**Problem to solve**.
Scan the records for the string "Reflow"; copy each line where it occurs.

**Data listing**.

• • •

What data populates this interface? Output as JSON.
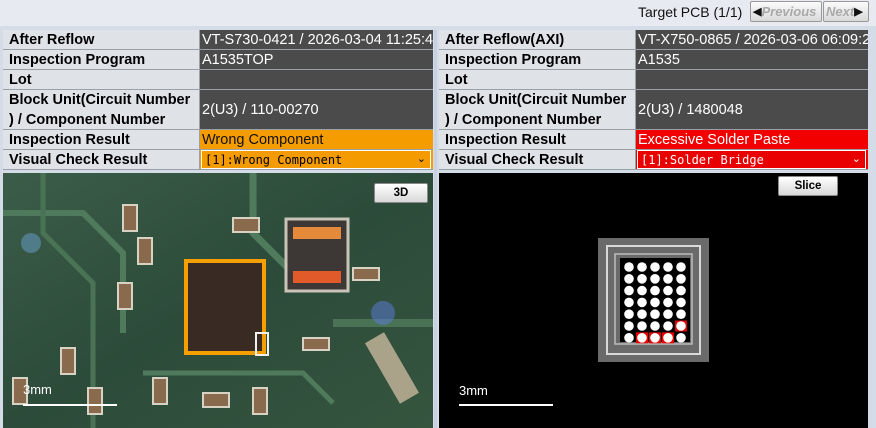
{
  "topbar": {
    "target_label": "Target PCB (1/1)",
    "previous_label": "Previous",
    "next_label": "Next"
  },
  "left_panel": {
    "rows": [
      {
        "label": "After Reflow",
        "value": "VT-S730-0421 / 2026-03-04 11:25:4"
      },
      {
        "label": "Inspection Program",
        "value": "A1535TOP"
      },
      {
        "label": "Lot",
        "value": ""
      },
      {
        "label": "Block Unit(Circuit Number ) / Component Number",
        "value": "2(U3) / 110-00270"
      },
      {
        "label": "Inspection Result",
        "value": "Wrong Component"
      },
      {
        "label": "Visual Check Result",
        "value": "[1]:Wrong Component"
      }
    ],
    "image_button": "3D",
    "scale_label": "3mm",
    "result_color": "#f59c00"
  },
  "right_panel": {
    "rows": [
      {
        "label": "After Reflow(AXI)",
        "value": "VT-X750-0865 / 2026-03-06 06:09:2"
      },
      {
        "label": "Inspection Program",
        "value": "A1535"
      },
      {
        "label": "Lot",
        "value": ""
      },
      {
        "label": "Block Unit(Circuit Number ) / Component Number",
        "value": "2(U3) / 1480048"
      },
      {
        "label": "Inspection Result",
        "value": "Excessive Solder Paste"
      },
      {
        "label": "Visual Check Result",
        "value": "[1]:Solder Bridge"
      }
    ],
    "image_button": "Slice",
    "scale_label": "3mm",
    "result_color": "#f20000"
  }
}
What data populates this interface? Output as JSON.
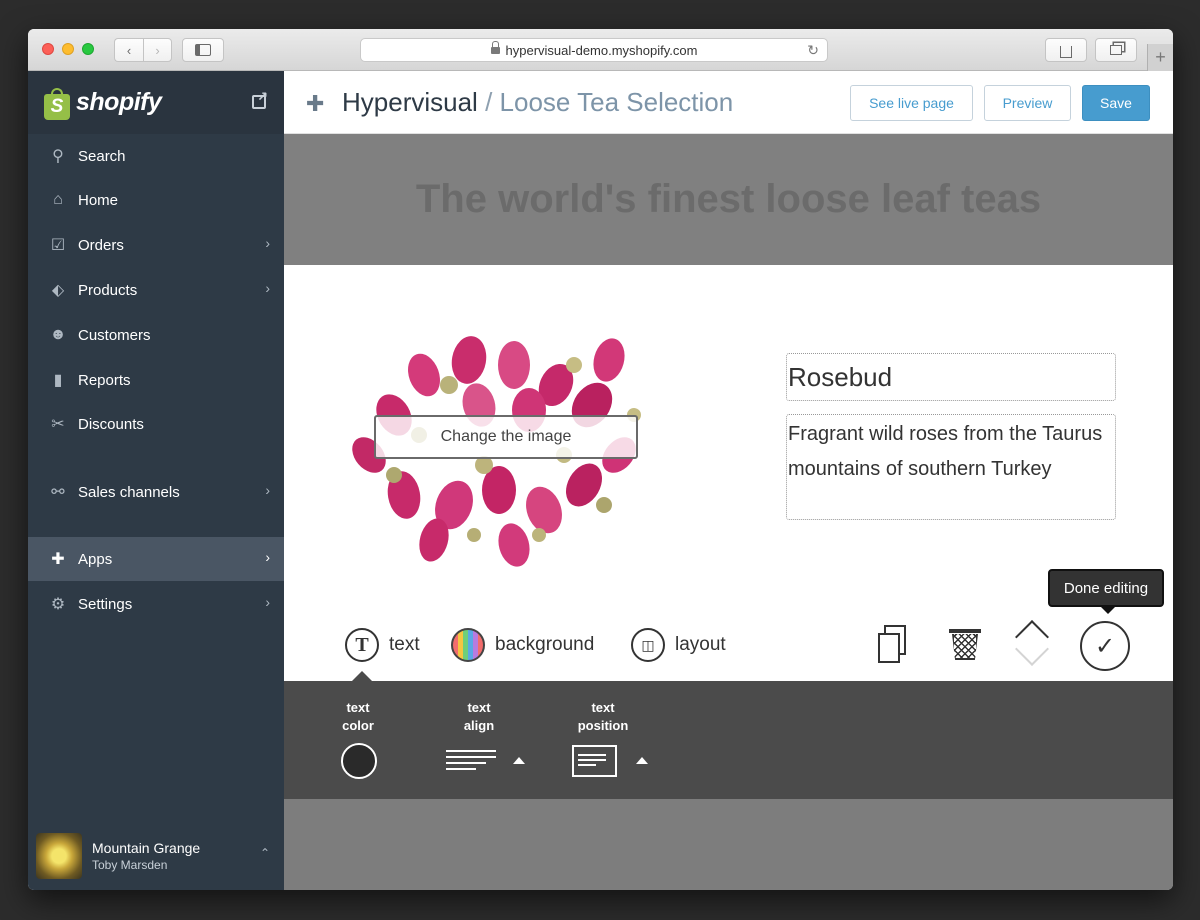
{
  "browser": {
    "url": "hypervisual-demo.myshopify.com",
    "nav_back": "‹",
    "nav_forward": "›",
    "reload": "↻",
    "new_tab": "+"
  },
  "sidebar": {
    "brand": "shopify",
    "brand_mark": "S",
    "items": [
      {
        "label": "Search",
        "icon": "search-icon",
        "glyph": "⚲"
      },
      {
        "label": "Home",
        "icon": "home-icon",
        "glyph": "⌂"
      },
      {
        "label": "Orders",
        "icon": "orders-icon",
        "glyph": "☑"
      },
      {
        "label": "Products",
        "icon": "tag-icon",
        "glyph": "⬖"
      },
      {
        "label": "Customers",
        "icon": "customers-icon",
        "glyph": "☻"
      },
      {
        "label": "Reports",
        "icon": "bar-chart-icon",
        "glyph": "▮"
      },
      {
        "label": "Discounts",
        "icon": "discount-icon",
        "glyph": "✂"
      },
      {
        "label": "Sales channels",
        "icon": "channels-icon",
        "glyph": "⚯"
      },
      {
        "label": "Apps",
        "icon": "puzzle-icon",
        "glyph": "✚"
      },
      {
        "label": "Settings",
        "icon": "gear-icon",
        "glyph": "⚙"
      }
    ],
    "chevron": "›",
    "account": {
      "store": "Mountain Grange",
      "user": "Toby Marsden",
      "chevron": "⌃"
    }
  },
  "topbar": {
    "app": "Hypervisual",
    "separator": "/",
    "page": "Loose Tea Selection",
    "see_live": "See live page",
    "preview": "Preview",
    "save": "Save"
  },
  "hero": {
    "title": "The world's finest loose leaf teas"
  },
  "card": {
    "change_image": "Change the image",
    "product_title": "Rosebud",
    "product_desc": "Fragrant wild roses from the Taurus mountains of southern Turkey",
    "tooltip": "Done editing",
    "done_glyph": "✓"
  },
  "toolbar": {
    "text": {
      "label": "text",
      "glyph": "T"
    },
    "background": {
      "label": "background"
    },
    "layout": {
      "label": "layout",
      "glyph": "◫"
    }
  },
  "subpanel": {
    "text_color": [
      "text",
      "color"
    ],
    "text_align": [
      "text",
      "align"
    ],
    "text_position": [
      "text",
      "position"
    ]
  },
  "colors": {
    "sidebar": "#2e3a46",
    "accent": "#479ccf",
    "brand_green": "#95bf47",
    "rose": "#c72a6a"
  }
}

• • •

**Response for this exercise**.
        "label": "After Reflow",
        "label": "After Reflow(AXI)",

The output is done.